▸ **Problem requirements**
Each entry below is to be transcribed exactly.

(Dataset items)
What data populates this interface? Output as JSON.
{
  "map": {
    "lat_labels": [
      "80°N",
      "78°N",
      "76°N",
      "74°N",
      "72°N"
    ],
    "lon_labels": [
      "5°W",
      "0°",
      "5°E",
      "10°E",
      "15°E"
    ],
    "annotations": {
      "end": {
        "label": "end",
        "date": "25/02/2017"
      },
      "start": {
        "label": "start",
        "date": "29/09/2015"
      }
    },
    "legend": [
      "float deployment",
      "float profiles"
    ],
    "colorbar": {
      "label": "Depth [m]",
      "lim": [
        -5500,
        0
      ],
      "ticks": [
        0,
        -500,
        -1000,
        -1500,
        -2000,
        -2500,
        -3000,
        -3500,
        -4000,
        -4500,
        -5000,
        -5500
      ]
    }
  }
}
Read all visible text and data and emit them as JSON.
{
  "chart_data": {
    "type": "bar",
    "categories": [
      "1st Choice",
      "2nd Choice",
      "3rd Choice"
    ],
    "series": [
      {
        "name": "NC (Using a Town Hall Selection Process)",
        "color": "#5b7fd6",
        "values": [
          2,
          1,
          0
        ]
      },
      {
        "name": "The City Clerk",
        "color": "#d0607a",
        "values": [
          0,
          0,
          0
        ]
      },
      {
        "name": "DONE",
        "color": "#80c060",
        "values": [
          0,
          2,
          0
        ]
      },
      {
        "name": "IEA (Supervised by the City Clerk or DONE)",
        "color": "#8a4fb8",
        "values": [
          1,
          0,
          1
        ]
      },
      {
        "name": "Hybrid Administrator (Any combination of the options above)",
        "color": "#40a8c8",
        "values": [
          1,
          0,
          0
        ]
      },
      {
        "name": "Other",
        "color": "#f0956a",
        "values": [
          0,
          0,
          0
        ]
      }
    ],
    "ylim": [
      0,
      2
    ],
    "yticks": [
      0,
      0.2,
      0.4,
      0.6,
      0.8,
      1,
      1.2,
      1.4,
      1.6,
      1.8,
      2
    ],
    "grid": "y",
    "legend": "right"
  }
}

▸ **Answer to the problem**
What data populates this interface? Output as JSON.
{
  "map": {
    "lat_labels": [
      "80°N",
      "78°N",
      "76°N",
      "74°N",
      "72°N"
    ],
    "lon_labels": [
      "5°W",
      "0°",
      "5°E",
      "10°E",
      "15°E"
    ],
    "annotations": {
      "end": {
        "label": "end",
        "date": "25/02/2017"
      },
      "start": {
        "label": "start",
        "date": "29/09/2015"
      }
    },
    "legend": [
      "float deployment",
      "float profiles"
    ],
    "colorbar": {
      "label": "Depth [m]",
      "lim": [
        -5500,
        0
      ],
      "ticks": [
        0,
        -500,
        -1000,
        -1500,
        -2000,
        -2500,
        -3000,
        -3500,
        -4000,
        -4500,
        -5000,
        -5500
      ]
    }
  }
}
Read all visible text and data and emit them as JSON.
{
  "chart_data": {
    "type": "bar",
    "categories": [
      "1st Choice",
      "2nd Choice",
      "3rd Choice"
    ],
    "series": [
      {
        "name": "NC (Using a Town Hall Selection Process)",
        "color": "#5b7fd6",
        "values": [
          2,
          1,
          0
        ]
      },
      {
        "name": "The City Clerk",
        "color": "#d0607a",
        "values": [
          0,
          0,
          0
        ]
      },
      {
        "name": "DONE",
        "color": "#80c060",
        "values": [
          0,
          2,
          0
        ]
      },
      {
        "name": "IEA (Supervised by the City Clerk or DONE)",
        "color": "#8a4fb8",
        "values": [
          1,
          0,
          1
        ]
      },
      {
        "name": "Hybrid Administrator (Any combination of the options above)",
        "color": "#40a8c8",
        "values": [
          1,
          0,
          0
        ]
      },
      {
        "name": "Other",
        "color": "#f0956a",
        "values": [
          0,
          0,
          0
        ]
      }
    ],
    "ylim": [
      0,
      2
    ],
    "yticks": [
      0,
      0.2,
      0.4,
      0.6,
      0.8,
      1,
      1.2,
      1.4,
      1.6,
      1.8,
      2
    ],
    "grid": "y",
    "legend": "right"
  }
}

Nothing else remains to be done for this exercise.